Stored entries
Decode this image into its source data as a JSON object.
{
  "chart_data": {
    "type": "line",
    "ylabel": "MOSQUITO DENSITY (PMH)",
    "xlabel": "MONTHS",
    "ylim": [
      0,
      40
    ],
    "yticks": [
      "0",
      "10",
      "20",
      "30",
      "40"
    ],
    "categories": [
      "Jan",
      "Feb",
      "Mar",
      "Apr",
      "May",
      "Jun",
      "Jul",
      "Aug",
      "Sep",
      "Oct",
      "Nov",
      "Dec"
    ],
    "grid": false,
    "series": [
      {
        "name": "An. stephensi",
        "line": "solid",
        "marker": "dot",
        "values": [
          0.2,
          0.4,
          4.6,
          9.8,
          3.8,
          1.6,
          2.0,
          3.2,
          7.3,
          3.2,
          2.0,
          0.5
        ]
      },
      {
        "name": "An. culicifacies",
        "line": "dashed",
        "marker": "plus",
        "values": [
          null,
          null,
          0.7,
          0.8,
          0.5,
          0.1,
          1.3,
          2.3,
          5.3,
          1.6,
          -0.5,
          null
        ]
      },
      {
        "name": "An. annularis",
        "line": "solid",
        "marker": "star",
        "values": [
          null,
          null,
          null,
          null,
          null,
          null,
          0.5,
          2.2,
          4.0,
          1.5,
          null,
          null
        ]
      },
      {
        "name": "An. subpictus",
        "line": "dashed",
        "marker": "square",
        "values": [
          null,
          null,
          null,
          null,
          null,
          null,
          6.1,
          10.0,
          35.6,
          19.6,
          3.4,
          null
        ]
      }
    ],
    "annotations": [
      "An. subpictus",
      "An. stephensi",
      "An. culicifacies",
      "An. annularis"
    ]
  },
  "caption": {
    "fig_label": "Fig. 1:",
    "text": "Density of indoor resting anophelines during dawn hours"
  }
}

▶ **The exercise**:
Gather all lines from the records above in which "name" appears.

▶ **Full answer**:
        "name": "An. stephensi",
        "name": "An. culicifacies",
        "name": "An. annularis",
        "name": "An. subpictus",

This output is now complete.